■ **Consignes**
A) Traduis en anglais cette phrase de l'article sur 50 nuances de Grey : « Mais il faudra attendre la fin du troisième tome, publié le 13 février 2013 pour le savoir. »
B) Recopie mot pour mot le passage de l'article sur 50 nuances de Grey, en partant de « Plus de 40 millions » et en t'arrêtant à « phénomène éditorial historique. ».

■ **Texte à lire**
------------------------------------------------------------

Plus de 40 millions d’exemplaires du premier opus ont été vendus dans le monde en six mois seulement, c’est à dire presque la moitié du score du Da Vinci Code, et près de dix pour cents des ventes de la saga Harry Potter depuis la sortie du premier tome : avant même sa parution en France, 50 nuances de Grey (50 shades of Grey en VO) fait parler de lui. Enquête sur un phénomène éditorial historique.
Elle ne pensait à rien de précis, E.L. James, cette productrice télé rangée des voitures, quand elle a commencé à écrire l’histoire dont on parle dans tout le monde occidental. Cette fan de Twilight voulait juste s’amuser et raconter épisode par épisode, cette histoire mêlée de fantasmes sur un site de fanfiction des livres de Stephenie Meyer. Et elle n’est pas allée chercher son sujet bien loin : une jeune Américaine de 21 ans, encore vierge car il y en a, tombe éperdument amoureuse d’un homme beau, riche, ténébreux de 27 ans. Elle fait des études de lettres, lui des affaires, mais ces détails entrent peu en ligne de compte de ce roman dont les moments forts se concentrent dans un lit… ou dans la « chambre de la Douleur » du milliardaire adepte de SM. Elle veut le changer et y arrivera… peut-être. Mais il faudra attendre la fin du troisième tome, publié le 13 février 2013 pour le savoir. Tout cela vous rappelle quelque chose ? Les fameux romans Harlequin, que des centaines de milliers de femmes lisent discrètement depuis plus trente ans. « Nous aurions pu publier ce roman, reconnaît Karine Lanini, directrice éditoriale déléguée chez les éditions Harlequin. C’est en effet le schéma classique de l’amour avec obstacle ». Un schéma qui ravit un lectorat bien moins retraité qu’on le dit, puisque la moitié des lectrices Harlequin ont entre 25 et 50 ans, et qui cartonne puisque les 3,5 millions de lectrices dédiées en achètent un toutes les trois secondes en France, en format numérique ou papier.
« Mummy Porn Lit »

------------------------------------------------------------

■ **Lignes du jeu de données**
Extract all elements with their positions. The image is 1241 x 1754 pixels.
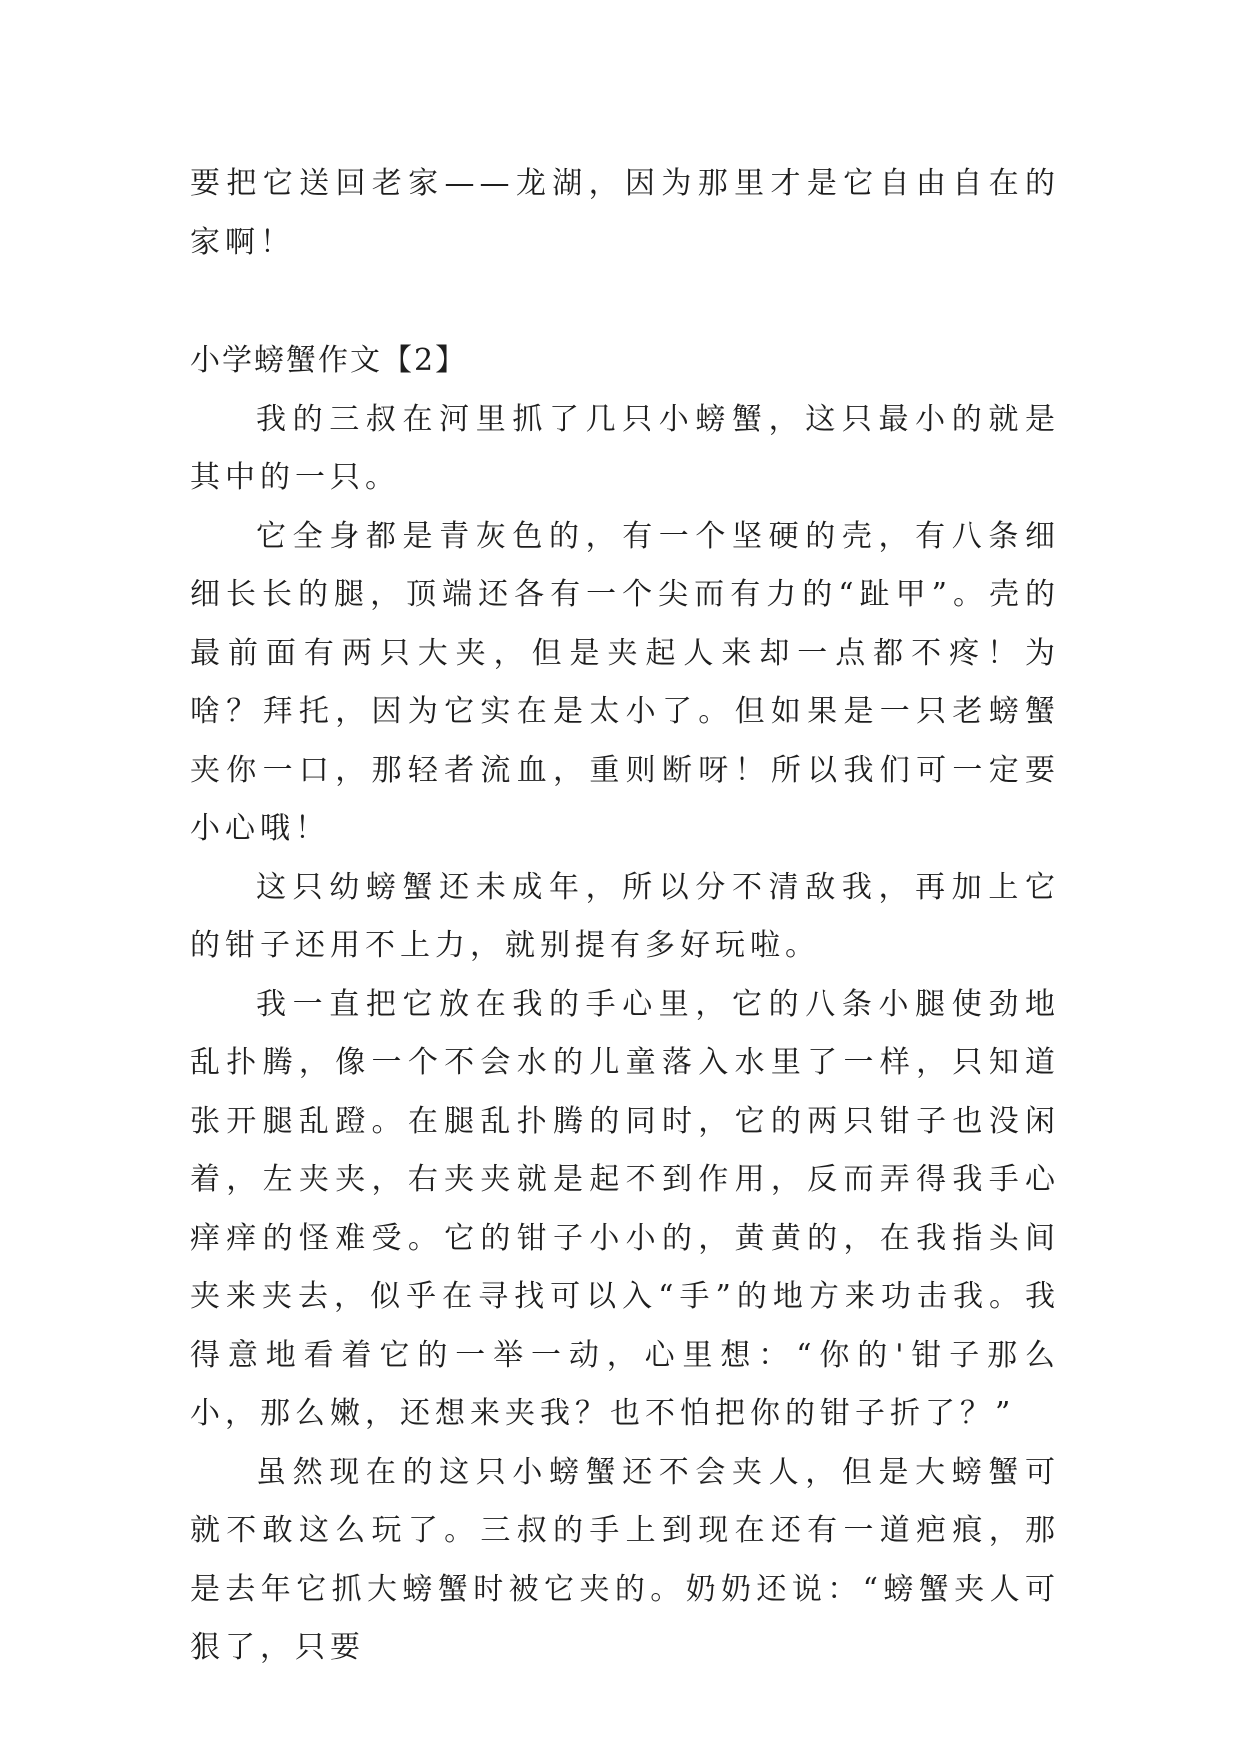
section-spacer	[190, 272, 1060, 332]
body-paragraph-1: 我的三叔在河里抓了几只小螃蟹，这只最小的就是其中的一只。	[190, 401, 1060, 495]
section-heading: 小学螃蟹作文【2】	[190, 343, 468, 378]
body-paragraph-5: 虽然现在的这只小螃蟹还不会夹人，但是大螃蟹可就不敢这么玩了。三叔的手上到现在还有一道疤痕，那是去年它抓大螃蟹时被它夹的。奶奶还说：“螃蟹夹人可狠了，只要	[190, 1454, 1060, 1665]
body-paragraph-2: 它全身都是青灰色的，有一个坚硬的壳，有八条细细长长的腿，顶端还各有一个尖而有力的“趾甲”。壳的最前面有两只大夹，但是夹起人来却一点都不疼！为啥？拜托，因为它实在是太小了。但如果是一只老螃蟹夹你一口，那轻者流血，重则断呀！所以我们可一定要小心哦！	[190, 518, 1060, 846]
body-paragraph-4: 我一直把它放在我的手心里，它的八条小腿使劲地乱扑腾，像一个不会水的儿童落入水里了一样，只知道张开腿乱蹬。在腿乱扑腾的同时，它的两只钳子也没闲着，左夹夹，右夹夹就是起不到作用，反而弄得我手心痒痒的怪难受。它的钳子小小的，黄黄的，在我指头间夹来夹去，似乎在寻找可以入“手”的地方来功击我。我得意地看着它的一举一动，心里想：“你的'钳子那么小，那么嫩，还想来夹我？也不怕把你的钳子折了？”	[190, 986, 1060, 1431]
document-body	[190, 155, 1060, 1678]
body-paragraph-3: 这只幼螃蟹还未成年，所以分不清敌我，再加上它的钳子还用不上力，就别提有多好玩啦。	[190, 869, 1060, 963]
continuation-paragraph: 要把它送回老家——龙湖，因为那里才是它自由自在的家啊！	[190, 166, 1060, 260]
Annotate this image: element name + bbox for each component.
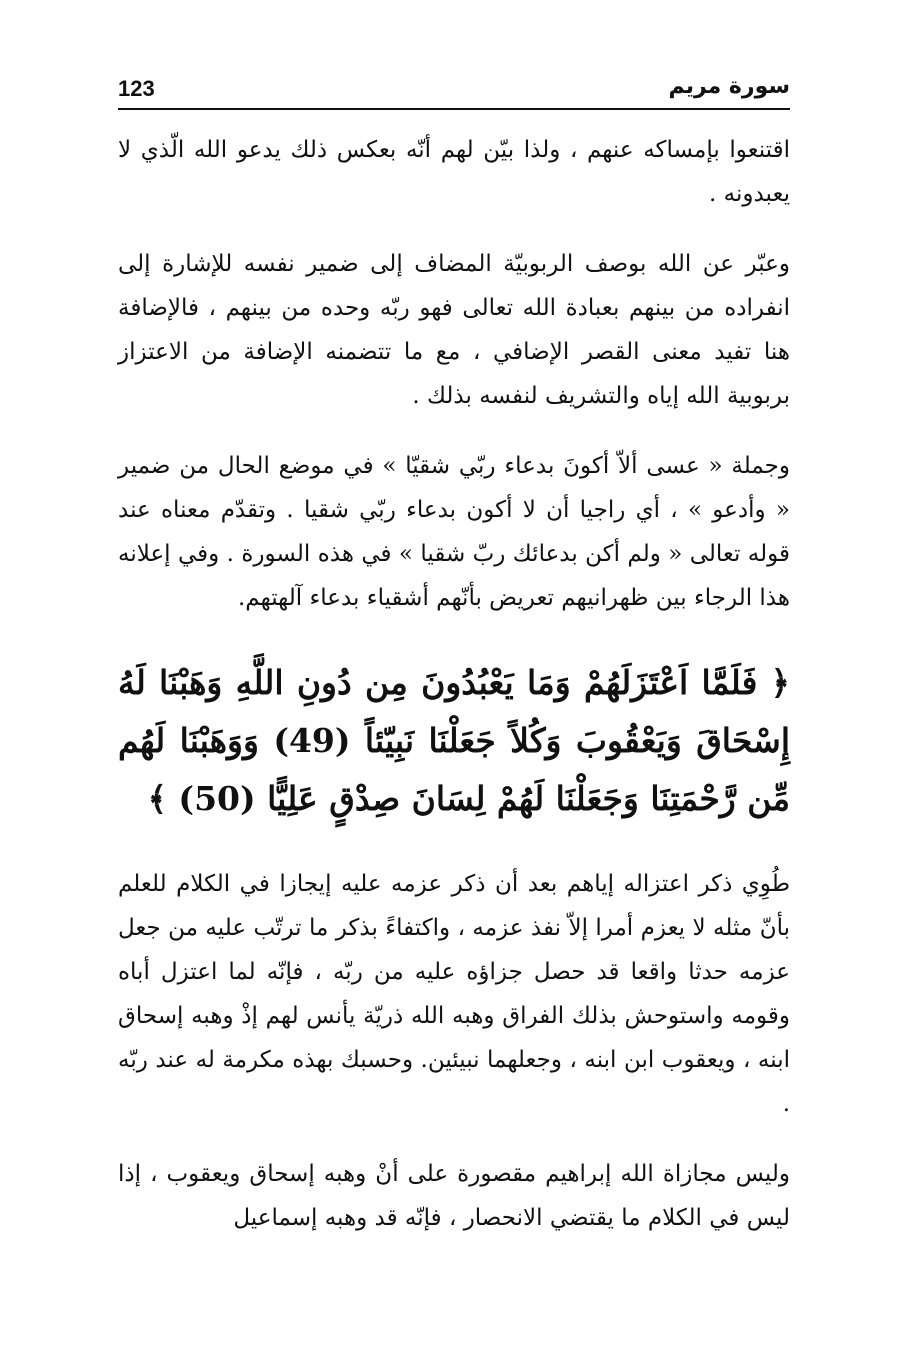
commentary-paragraph: طُوِي ذكر اعتزاله إياهم بعد أن ذكر عزمه عليه إيجازا في الكلام للعلم بأنّ مثله لا يعزم أمرا إلاّ نفذ عزمه ، واكتفاءً بذكر ما ترتّب عليه من جعل عزمه حدثا واقعا قد حصل جزاؤه عليه من ربّه ، فإنّه لما اعتزل أباه وقومه واستوحش بذلك الفراق وهبه الله ذريّة يأنس لهم إذْ وهبه إسحاق ابنه ، ويعقوب ابن ابنه ، وجعلهما نبيئين. وحسبك بهذه مكرمة له عند ربّه . [118,871,790,1117]
paragraph: وعبّر عن الله بوصف الربوبيّة المضاف إلى ضمير نفسه للإشارة إلى انفراده من بينهم بعبادة الله تعالى فهو ربّه وحده من بينهم ، فالإضافة هنا تفيد معنى القصر الإضافي ، مع ما تتضمنه الإضافة من الاعتزاز بربوبية الله إياه والتشريف لنفسه بذلك . [118,251,790,409]
paragraph: وجملة « عسى ألاّ أكونَ بدعاء ربّي شقيّا » في موضع الحال من ضمير « وأدعو » ، أي راجيا أن لا أكون بدعاء ربّي شقيا . وتقدّم معناه عند قوله تعالى « ولم أكن بدعائك ربّ شقيا » في هذه السورة . وفي إعلانه هذا الرجاء بين ظهرانيهم تعريض بأنّهم أشقياء بدعاء آلهتهم. [118,453,790,611]
paragraph: اقتنعوا بإمساكه عنهم ، ولذا بيّن لهم أنّه بعكس ذلك يدعو الله الّذي لا يعبدونه . [118,137,790,207]
surah-title: سورة مريم [668,74,790,99]
page-number: 123 [118,76,155,101]
page-header [118,74,790,110]
commentary-paragraph: وليس مجازاة الله إبراهيم مقصورة على أنْ وهبه إسحاق ويعقوب ، إذا ليس في الكلام ما يقتضي الانحصار ، فإنّه قد وهبه إسماعيل [118,1161,790,1231]
page-body [118,128,790,1266]
quran-verse: ﴿ فَلَمَّا اَعْتَزَلَهُمْ وَمَا يَعْبُدُونَ مِن دُونِ اللَّهِ وَهَبْنَا لَهُ إِسْحَاقَ وَيَعْقُوبَ وَكُلاً جَعَلْنَا نَبِيّئاً (49) وَوَهَبْنَا لَهُم مِّن رَّحْمَتِنَا وَجَعَلْنَا لَهُمْ لِسَانَ صِدْقٍ عَلِيًّا (50) ﴾ [118,663,790,818]
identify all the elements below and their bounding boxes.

------------------------------------------------------------

■ **Réponses par consigne**
A) But you will have to wait until the end of the third volume, published on February 13, 2013, to find out.

B)
Plus de 40 millions d’exemplaires du premier opus ont été vendus dans le monde en six mois seulement, c’est à dire presque la moitié du score du Da Vinci Code, et près de dix pour cents des ventes de la saga Harry Potter depuis la sortie du premier tome : avant même sa parution en France, 50 nuances de Grey (50 shades of Grey en VO) fait parler de lui. Enquête sur un phénomène éditorial historique.